>> START Dataset excerpts
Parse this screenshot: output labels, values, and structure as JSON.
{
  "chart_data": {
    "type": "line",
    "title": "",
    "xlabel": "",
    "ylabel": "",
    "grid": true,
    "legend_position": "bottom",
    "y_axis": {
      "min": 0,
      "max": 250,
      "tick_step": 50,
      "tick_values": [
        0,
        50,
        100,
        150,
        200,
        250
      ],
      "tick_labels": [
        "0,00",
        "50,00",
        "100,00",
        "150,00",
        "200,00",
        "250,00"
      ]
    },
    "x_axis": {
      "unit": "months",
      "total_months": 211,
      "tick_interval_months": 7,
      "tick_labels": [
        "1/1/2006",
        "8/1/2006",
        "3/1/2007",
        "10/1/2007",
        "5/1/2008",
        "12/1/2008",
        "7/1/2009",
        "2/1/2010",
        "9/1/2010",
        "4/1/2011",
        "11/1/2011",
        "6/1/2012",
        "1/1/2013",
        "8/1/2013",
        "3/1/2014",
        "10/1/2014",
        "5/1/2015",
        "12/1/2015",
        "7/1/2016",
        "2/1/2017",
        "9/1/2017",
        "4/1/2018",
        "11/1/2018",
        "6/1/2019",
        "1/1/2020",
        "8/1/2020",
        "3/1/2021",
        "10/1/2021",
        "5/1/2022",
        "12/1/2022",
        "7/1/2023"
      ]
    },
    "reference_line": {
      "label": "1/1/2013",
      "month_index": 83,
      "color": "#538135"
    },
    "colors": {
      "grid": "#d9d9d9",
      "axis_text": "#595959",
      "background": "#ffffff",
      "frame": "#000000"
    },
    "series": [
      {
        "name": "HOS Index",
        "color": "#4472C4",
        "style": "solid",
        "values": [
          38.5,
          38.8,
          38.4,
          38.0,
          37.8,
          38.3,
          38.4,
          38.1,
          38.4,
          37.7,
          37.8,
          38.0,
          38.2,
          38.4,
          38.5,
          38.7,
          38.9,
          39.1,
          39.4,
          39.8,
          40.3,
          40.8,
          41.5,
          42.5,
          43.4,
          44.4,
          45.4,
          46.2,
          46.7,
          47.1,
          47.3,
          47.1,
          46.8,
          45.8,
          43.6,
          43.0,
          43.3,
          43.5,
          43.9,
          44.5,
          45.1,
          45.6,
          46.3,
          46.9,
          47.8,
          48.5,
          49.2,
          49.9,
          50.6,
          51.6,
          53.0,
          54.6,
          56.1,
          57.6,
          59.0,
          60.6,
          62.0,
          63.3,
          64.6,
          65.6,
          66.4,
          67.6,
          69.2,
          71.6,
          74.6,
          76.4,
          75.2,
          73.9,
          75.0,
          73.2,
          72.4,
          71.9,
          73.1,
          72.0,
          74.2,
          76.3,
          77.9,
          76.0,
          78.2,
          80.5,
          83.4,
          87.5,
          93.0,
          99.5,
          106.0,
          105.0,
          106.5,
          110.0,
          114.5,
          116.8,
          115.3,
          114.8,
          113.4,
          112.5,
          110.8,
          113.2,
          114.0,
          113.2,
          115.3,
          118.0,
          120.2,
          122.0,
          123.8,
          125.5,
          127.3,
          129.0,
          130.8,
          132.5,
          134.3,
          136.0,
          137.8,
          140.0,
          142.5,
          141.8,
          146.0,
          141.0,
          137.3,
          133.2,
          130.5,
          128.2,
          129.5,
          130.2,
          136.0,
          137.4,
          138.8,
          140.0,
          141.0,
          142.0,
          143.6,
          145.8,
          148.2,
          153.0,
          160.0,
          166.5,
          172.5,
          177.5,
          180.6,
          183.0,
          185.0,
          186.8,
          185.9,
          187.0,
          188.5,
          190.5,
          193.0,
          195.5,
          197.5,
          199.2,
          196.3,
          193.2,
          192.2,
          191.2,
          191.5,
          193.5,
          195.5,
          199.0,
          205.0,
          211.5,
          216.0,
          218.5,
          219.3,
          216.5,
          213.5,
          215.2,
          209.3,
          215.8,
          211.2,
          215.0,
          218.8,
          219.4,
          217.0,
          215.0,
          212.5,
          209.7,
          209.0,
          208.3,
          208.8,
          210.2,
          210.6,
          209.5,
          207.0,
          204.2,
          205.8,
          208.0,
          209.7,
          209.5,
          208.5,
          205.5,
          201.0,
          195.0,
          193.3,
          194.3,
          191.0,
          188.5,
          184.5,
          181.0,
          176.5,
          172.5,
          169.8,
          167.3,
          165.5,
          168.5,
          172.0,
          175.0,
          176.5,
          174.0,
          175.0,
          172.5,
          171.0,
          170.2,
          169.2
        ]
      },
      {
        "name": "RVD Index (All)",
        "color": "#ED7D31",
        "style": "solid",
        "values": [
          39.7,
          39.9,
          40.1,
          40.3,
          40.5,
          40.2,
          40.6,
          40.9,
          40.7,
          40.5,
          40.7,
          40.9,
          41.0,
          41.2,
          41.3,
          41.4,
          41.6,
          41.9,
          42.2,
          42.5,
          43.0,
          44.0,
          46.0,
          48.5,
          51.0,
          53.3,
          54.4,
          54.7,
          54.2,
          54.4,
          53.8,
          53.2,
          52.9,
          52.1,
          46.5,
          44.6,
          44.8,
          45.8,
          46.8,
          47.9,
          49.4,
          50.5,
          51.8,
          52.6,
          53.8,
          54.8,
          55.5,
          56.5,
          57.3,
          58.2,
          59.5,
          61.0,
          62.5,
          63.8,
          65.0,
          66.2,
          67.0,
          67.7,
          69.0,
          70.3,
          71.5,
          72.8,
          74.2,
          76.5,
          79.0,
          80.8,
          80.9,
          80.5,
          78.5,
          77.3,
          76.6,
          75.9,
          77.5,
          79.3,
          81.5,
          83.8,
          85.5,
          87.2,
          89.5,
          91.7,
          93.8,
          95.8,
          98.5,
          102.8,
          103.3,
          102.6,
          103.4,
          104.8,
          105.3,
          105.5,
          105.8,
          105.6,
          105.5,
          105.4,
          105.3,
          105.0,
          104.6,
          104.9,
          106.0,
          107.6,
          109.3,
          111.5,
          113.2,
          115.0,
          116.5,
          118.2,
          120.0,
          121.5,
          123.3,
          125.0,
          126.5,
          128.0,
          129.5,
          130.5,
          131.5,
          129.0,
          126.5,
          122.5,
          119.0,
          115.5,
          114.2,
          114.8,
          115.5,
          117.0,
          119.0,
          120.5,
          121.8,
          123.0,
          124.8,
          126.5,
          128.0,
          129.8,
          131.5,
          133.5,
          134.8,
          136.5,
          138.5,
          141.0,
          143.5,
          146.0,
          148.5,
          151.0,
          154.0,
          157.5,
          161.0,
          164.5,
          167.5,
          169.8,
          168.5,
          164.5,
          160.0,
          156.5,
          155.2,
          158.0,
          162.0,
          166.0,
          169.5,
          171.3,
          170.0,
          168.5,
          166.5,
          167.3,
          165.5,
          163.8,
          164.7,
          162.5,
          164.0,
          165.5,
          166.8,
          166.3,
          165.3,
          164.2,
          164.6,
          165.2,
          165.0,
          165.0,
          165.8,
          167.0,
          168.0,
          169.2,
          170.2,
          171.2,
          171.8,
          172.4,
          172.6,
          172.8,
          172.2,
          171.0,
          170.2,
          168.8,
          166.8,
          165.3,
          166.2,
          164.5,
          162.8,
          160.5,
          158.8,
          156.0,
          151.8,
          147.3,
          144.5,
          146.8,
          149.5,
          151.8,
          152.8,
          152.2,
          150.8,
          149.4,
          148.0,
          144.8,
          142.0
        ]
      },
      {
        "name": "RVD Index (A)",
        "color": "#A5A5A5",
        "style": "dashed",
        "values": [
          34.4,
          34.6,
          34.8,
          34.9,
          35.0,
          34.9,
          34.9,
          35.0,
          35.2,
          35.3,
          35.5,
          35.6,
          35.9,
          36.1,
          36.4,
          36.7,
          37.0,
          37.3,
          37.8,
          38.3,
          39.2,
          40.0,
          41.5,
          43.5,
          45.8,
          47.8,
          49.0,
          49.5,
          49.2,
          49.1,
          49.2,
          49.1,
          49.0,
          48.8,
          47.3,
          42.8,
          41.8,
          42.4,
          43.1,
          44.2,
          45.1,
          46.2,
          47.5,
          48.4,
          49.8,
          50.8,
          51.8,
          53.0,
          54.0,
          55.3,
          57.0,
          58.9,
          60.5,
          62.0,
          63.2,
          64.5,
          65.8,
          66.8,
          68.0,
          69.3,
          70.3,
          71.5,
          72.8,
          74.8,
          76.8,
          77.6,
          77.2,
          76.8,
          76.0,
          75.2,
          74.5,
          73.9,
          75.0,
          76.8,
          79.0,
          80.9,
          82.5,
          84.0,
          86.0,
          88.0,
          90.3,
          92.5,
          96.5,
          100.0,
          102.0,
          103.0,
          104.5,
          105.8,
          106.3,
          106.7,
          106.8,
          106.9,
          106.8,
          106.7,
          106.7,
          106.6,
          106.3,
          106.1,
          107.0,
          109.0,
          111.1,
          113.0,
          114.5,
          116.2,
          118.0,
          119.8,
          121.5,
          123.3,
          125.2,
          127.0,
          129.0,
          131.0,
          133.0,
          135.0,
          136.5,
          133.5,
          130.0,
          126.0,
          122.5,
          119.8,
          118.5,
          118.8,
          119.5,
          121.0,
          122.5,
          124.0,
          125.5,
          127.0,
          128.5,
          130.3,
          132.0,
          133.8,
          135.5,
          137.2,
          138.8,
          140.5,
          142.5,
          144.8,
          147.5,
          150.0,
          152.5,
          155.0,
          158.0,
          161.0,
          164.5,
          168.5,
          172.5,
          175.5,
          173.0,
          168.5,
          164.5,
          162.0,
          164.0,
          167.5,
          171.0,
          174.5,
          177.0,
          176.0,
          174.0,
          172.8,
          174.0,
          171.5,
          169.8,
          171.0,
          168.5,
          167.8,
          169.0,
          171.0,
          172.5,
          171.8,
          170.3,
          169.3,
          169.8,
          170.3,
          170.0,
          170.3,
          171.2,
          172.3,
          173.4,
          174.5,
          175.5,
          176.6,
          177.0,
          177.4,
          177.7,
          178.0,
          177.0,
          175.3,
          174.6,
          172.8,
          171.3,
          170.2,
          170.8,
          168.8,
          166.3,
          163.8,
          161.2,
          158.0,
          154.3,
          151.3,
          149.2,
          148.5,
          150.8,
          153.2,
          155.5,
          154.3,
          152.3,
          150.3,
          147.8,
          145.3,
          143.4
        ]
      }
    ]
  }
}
>> END Dataset excerpts
Request: Gather all lines with the string "name" from the data.

Task answer:
        "name": "HOS Index",
        "name": "RVD Index (All)",
        "name": "RVD Index (A)",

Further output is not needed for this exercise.